▶ _What this task involves_:
All the data should come back exactly as it was given.

▶ _Provided data_:
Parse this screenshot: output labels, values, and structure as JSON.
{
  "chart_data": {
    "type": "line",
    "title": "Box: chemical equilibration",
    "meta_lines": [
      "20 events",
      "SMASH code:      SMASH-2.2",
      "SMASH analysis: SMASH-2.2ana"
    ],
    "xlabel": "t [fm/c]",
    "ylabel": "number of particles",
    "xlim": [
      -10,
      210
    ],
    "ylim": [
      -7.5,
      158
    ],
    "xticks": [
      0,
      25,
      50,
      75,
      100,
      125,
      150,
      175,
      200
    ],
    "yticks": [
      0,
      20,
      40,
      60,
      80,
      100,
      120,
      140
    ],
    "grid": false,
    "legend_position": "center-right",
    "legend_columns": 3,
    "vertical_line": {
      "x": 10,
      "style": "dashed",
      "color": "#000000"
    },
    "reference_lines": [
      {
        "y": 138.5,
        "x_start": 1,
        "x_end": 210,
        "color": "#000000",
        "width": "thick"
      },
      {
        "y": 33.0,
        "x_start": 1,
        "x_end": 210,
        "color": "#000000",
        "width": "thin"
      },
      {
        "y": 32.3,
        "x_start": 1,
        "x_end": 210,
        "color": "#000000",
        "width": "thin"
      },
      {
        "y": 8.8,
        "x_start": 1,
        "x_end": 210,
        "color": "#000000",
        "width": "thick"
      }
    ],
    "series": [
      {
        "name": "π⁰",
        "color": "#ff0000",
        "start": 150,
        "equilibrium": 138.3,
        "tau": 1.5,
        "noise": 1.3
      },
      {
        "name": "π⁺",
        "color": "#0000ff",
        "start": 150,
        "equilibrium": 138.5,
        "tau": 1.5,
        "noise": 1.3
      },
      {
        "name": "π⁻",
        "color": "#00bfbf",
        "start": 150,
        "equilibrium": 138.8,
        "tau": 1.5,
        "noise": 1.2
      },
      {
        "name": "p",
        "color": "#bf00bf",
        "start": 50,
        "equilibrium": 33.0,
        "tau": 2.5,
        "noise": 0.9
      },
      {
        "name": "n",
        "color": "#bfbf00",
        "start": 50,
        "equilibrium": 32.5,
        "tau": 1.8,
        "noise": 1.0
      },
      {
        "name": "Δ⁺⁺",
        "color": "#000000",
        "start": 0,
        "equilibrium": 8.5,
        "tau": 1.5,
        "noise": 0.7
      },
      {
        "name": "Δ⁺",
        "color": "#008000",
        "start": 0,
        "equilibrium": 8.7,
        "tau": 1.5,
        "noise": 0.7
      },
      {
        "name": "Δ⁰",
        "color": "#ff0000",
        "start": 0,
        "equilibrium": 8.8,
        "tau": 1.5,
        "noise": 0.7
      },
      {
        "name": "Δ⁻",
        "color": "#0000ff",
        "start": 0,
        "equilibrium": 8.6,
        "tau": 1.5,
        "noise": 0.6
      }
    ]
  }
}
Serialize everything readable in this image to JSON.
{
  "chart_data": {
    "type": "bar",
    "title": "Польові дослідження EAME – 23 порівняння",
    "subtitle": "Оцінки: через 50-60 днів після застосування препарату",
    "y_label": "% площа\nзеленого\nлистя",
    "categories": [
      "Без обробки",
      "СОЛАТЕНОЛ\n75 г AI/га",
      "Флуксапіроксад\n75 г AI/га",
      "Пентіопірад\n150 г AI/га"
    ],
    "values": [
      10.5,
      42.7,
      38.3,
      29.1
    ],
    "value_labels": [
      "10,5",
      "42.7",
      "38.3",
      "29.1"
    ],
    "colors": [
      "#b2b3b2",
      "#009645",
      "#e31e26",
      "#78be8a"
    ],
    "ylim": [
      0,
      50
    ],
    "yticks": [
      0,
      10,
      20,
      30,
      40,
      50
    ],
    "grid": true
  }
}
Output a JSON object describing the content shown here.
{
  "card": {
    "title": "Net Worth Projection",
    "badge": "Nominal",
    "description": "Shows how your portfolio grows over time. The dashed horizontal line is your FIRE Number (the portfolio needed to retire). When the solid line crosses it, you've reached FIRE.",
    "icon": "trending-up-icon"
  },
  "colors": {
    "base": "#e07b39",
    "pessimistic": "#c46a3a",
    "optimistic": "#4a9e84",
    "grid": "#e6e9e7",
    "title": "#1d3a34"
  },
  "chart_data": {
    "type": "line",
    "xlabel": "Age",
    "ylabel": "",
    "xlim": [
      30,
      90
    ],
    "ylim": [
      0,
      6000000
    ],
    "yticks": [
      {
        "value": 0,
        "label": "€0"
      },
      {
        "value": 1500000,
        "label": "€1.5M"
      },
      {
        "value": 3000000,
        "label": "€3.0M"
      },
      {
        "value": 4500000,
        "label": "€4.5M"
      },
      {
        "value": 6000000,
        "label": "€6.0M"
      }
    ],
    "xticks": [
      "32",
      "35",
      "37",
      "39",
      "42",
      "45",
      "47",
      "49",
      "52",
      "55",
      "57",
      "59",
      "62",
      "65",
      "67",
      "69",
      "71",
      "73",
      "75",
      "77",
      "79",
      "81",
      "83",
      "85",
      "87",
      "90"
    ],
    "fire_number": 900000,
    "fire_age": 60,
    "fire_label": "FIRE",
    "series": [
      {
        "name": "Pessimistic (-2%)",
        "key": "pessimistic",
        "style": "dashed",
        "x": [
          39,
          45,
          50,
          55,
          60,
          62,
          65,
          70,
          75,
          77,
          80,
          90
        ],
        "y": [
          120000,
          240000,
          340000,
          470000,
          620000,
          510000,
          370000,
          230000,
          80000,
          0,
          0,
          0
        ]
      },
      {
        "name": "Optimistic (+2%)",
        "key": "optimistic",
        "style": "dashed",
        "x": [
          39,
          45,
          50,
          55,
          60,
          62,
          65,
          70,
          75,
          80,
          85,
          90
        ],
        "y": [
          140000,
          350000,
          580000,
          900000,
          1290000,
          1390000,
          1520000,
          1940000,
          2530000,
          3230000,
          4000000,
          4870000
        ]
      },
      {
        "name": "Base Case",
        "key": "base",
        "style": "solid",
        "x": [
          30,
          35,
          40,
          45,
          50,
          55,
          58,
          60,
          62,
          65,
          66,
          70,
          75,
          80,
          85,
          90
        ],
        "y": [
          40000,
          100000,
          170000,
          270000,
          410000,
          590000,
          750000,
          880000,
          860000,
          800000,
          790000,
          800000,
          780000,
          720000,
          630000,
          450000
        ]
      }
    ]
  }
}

▶ _Solution to the problem_:
Parse this screenshot: output labels, values, and structure as JSON.
{
  "chart_data": {
    "type": "line",
    "title": "Box: chemical equilibration",
    "meta_lines": [
      "20 events",
      "SMASH code:      SMASH-2.2",
      "SMASH analysis: SMASH-2.2ana"
    ],
    "xlabel": "t [fm/c]",
    "ylabel": "number of particles",
    "xlim": [
      -10,
      210
    ],
    "ylim": [
      -7.5,
      158
    ],
    "xticks": [
      0,
      25,
      50,
      75,
      100,
      125,
      150,
      175,
      200
    ],
    "yticks": [
      0,
      20,
      40,
      60,
      80,
      100,
      120,
      140
    ],
    "grid": false,
    "legend_position": "center-right",
    "legend_columns": 3,
    "vertical_line": {
      "x": 10,
      "style": "dashed",
      "color": "#000000"
    },
    "reference_lines": [
      {
        "y": 138.5,
        "x_start": 1,
        "x_end": 210,
        "color": "#000000",
        "width": "thick"
      },
      {
        "y": 33.0,
        "x_start": 1,
        "x_end": 210,
        "color": "#000000",
        "width": "thin"
      },
      {
        "y": 32.3,
        "x_start": 1,
        "x_end": 210,
        "color": "#000000",
        "width": "thin"
      },
      {
        "y": 8.8,
        "x_start": 1,
        "x_end": 210,
        "color": "#000000",
        "width": "thick"
      }
    ],
    "series": [
      {
        "name": "π⁰",
        "color": "#ff0000",
        "start": 150,
        "equilibrium": 138.3,
        "tau": 1.5,
        "noise": 1.3
      },
      {
        "name": "π⁺",
        "color": "#0000ff",
        "start": 150,
        "equilibrium": 138.5,
        "tau": 1.5,
        "noise": 1.3
      },
      {
        "name": "π⁻",
        "color": "#00bfbf",
        "start": 150,
        "equilibrium": 138.8,
        "tau": 1.5,
        "noise": 1.2
      },
      {
        "name": "p",
        "color": "#bf00bf",
        "start": 50,
        "equilibrium": 33.0,
        "tau": 2.5,
        "noise": 0.9
      },
      {
        "name": "n",
        "color": "#bfbf00",
        "start": 50,
        "equilibrium": 32.5,
        "tau": 1.8,
        "noise": 1.0
      },
      {
        "name": "Δ⁺⁺",
        "color": "#000000",
        "start": 0,
        "equilibrium": 8.5,
        "tau": 1.5,
        "noise": 0.7
      },
      {
        "name": "Δ⁺",
        "color": "#008000",
        "start": 0,
        "equilibrium": 8.7,
        "tau": 1.5,
        "noise": 0.7
      },
      {
        "name": "Δ⁰",
        "color": "#ff0000",
        "start": 0,
        "equilibrium": 8.8,
        "tau": 1.5,
        "noise": 0.7
      },
      {
        "name": "Δ⁻",
        "color": "#0000ff",
        "start": 0,
        "equilibrium": 8.6,
        "tau": 1.5,
        "noise": 0.6
      }
    ]
  }
}
Serialize everything readable in this image to JSON.
{
  "chart_data": {
    "type": "bar",
    "title": "Польові дослідження EAME – 23 порівняння",
    "subtitle": "Оцінки: через 50-60 днів після застосування препарату",
    "y_label": "% площа\nзеленого\nлистя",
    "categories": [
      "Без обробки",
      "СОЛАТЕНОЛ\n75 г AI/га",
      "Флуксапіроксад\n75 г AI/га",
      "Пентіопірад\n150 г AI/га"
    ],
    "values": [
      10.5,
      42.7,
      38.3,
      29.1
    ],
    "value_labels": [
      "10,5",
      "42.7",
      "38.3",
      "29.1"
    ],
    "colors": [
      "#b2b3b2",
      "#009645",
      "#e31e26",
      "#78be8a"
    ],
    "ylim": [
      0,
      50
    ],
    "yticks": [
      0,
      10,
      20,
      30,
      40,
      50
    ],
    "grid": true
  }
}
Output a JSON object describing the content shown here.
{
  "card": {
    "title": "Net Worth Projection",
    "badge": "Nominal",
    "description": "Shows how your portfolio grows over time. The dashed horizontal line is your FIRE Number (the portfolio needed to retire). When the solid line crosses it, you've reached FIRE.",
    "icon": "trending-up-icon"
  },
  "colors": {
    "base": "#e07b39",
    "pessimistic": "#c46a3a",
    "optimistic": "#4a9e84",
    "grid": "#e6e9e7",
    "title": "#1d3a34"
  },
  "chart_data": {
    "type": "line",
    "xlabel": "Age",
    "ylabel": "",
    "xlim": [
      30,
      90
    ],
    "ylim": [
      0,
      6000000
    ],
    "yticks": [
      {
        "value": 0,
        "label": "€0"
      },
      {
        "value": 1500000,
        "label": "€1.5M"
      },
      {
        "value": 3000000,
        "label": "€3.0M"
      },
      {
        "value": 4500000,
        "label": "€4.5M"
      },
      {
        "value": 6000000,
        "label": "€6.0M"
      }
    ],
    "xticks": [
      "32",
      "35",
      "37",
      "39",
      "42",
      "45",
      "47",
      "49",
      "52",
      "55",
      "57",
      "59",
      "62",
      "65",
      "67",
      "69",
      "71",
      "73",
      "75",
      "77",
      "79",
      "81",
      "83",
      "85",
      "87",
      "90"
    ],
    "fire_number": 900000,
    "fire_age": 60,
    "fire_label": "FIRE",
    "series": [
      {
        "name": "Pessimistic (-2%)",
        "key": "pessimistic",
        "style": "dashed",
        "x": [
          39,
          45,
          50,
          55,
          60,
          62,
          65,
          70,
          75,
          77,
          80,
          90
        ],
        "y": [
          120000,
          240000,
          340000,
          470000,
          620000,
          510000,
          370000,
          230000,
          80000,
          0,
          0,
          0
        ]
      },
      {
        "name": "Optimistic (+2%)",
        "key": "optimistic",
        "style": "dashed",
        "x": [
          39,
          45,
          50,
          55,
          60,
          62,
          65,
          70,
          75,
          80,
          85,
          90
        ],
        "y": [
          140000,
          350000,
          580000,
          900000,
          1290000,
          1390000,
          1520000,
          1940000,
          2530000,
          3230000,
          4000000,
          4870000
        ]
      },
      {
        "name": "Base Case",
        "key": "base",
        "style": "solid",
        "x": [
          30,
          35,
          40,
          45,
          50,
          55,
          58,
          60,
          62,
          65,
          66,
          70,
          75,
          80,
          85,
          90
        ],
        "y": [
          40000,
          100000,
          170000,
          270000,
          410000,
          590000,
          750000,
          880000,
          860000,
          800000,
          790000,
          800000,
          780000,
          720000,
          630000,
          450000
        ]
      }
    ]
  }
}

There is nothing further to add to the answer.